*WHAT IS EXPECTED*
Quote all of the data that follows exactly as written, skipping the images.

*MATERIAL SHOWN*
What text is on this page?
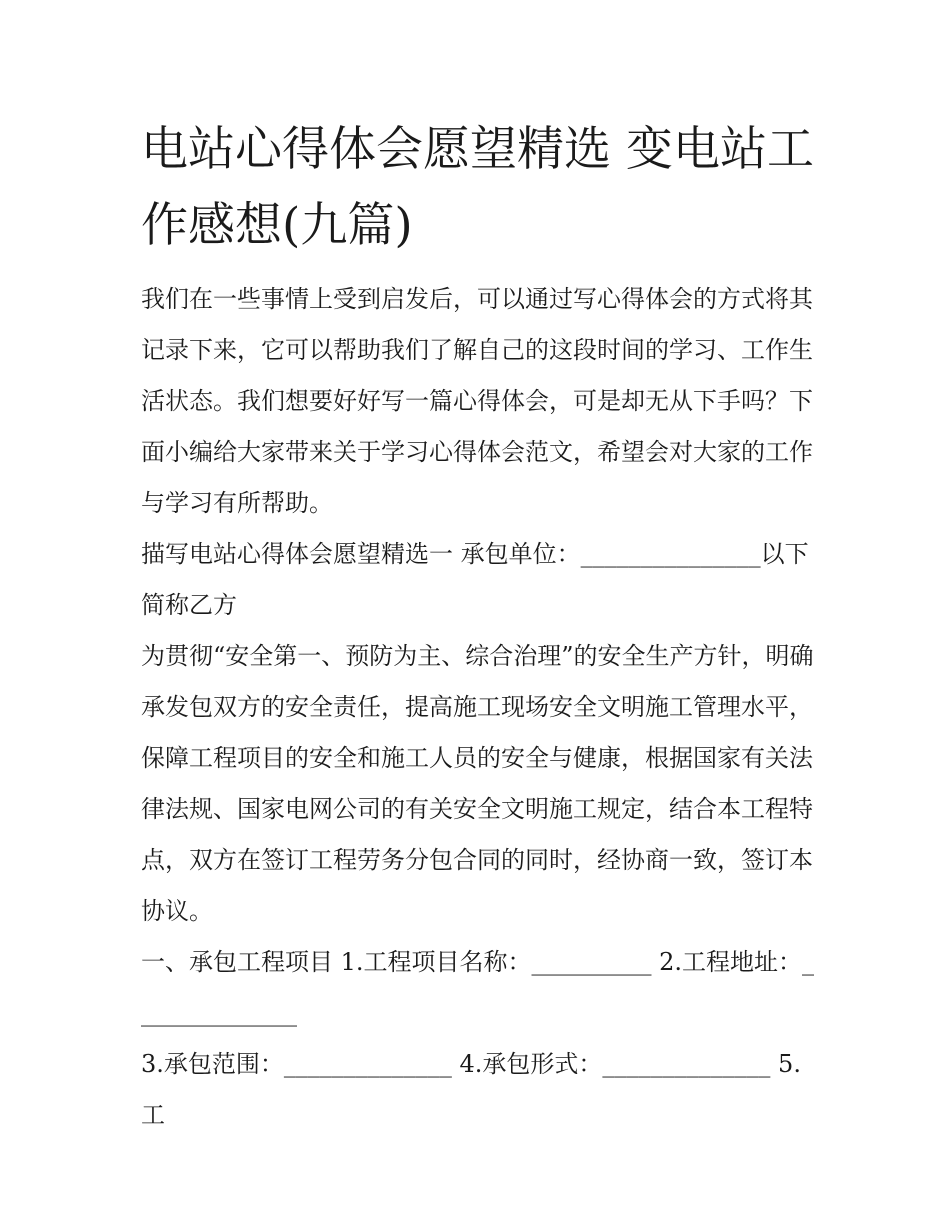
电站心得体会愿望精选 变电站工作感想(九篇)

我们在一些事情上受到启发后，可以通过写心得体会的方式将其记录下来，它可以帮助我们了解自己的这段时间的学习、工作生活状态。我们想要好好写一篇心得体会，可是却无从下手吗？下面小编给大家带来关于学习心得体会范文，希望会对大家的工作与学习有所帮助。

描写电站心得体会愿望精选一 承包单位：_______________以下简称乙方

为贯彻“安全第一、预防为主、综合治理”的安全生产方针，明确承发包双方的安全责任，提高施工现场安全文明施工管理水平，保障工程项目的安全和施工人员的安全与健康，根据国家有关法律法规、国家电网公司的有关安全文明施工规定，结合本工程特点，双方在签订工程劳务分包合同的同时，经协商一致，签订本协议。

一、承包工程项目 1.工程项目名称：__________ 2.工程地址：______________

3.承包范围：______________ 4.承包形式：______________ 5.工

*FINISHED TASK*
What text is on this page?
电站心得体会愿望精选 变电站工作感想(九篇)

我们在一些事情上受到启发后，可以通过写心得体会的方式将其记录下来，它可以帮助我们了解自己的这段时间的学习、工作生活状态。我们想要好好写一篇心得体会，可是却无从下手吗？下面小编给大家带来关于学习心得体会范文，希望会对大家的工作与学习有所帮助。

描写电站心得体会愿望精选一 承包单位：_______________以下简称乙方

为贯彻“安全第一、预防为主、综合治理”的安全生产方针，明确承发包双方的安全责任，提高施工现场安全文明施工管理水平，保障工程项目的安全和施工人员的安全与健康，根据国家有关法律法规、国家电网公司的有关安全文明施工规定，结合本工程特点，双方在签订工程劳务分包合同的同时，经协商一致，签订本协议。

一、承包工程项目 1.工程项目名称：__________ 2.工程地址：______________

3.承包范围：______________ 4.承包形式：______________ 5.工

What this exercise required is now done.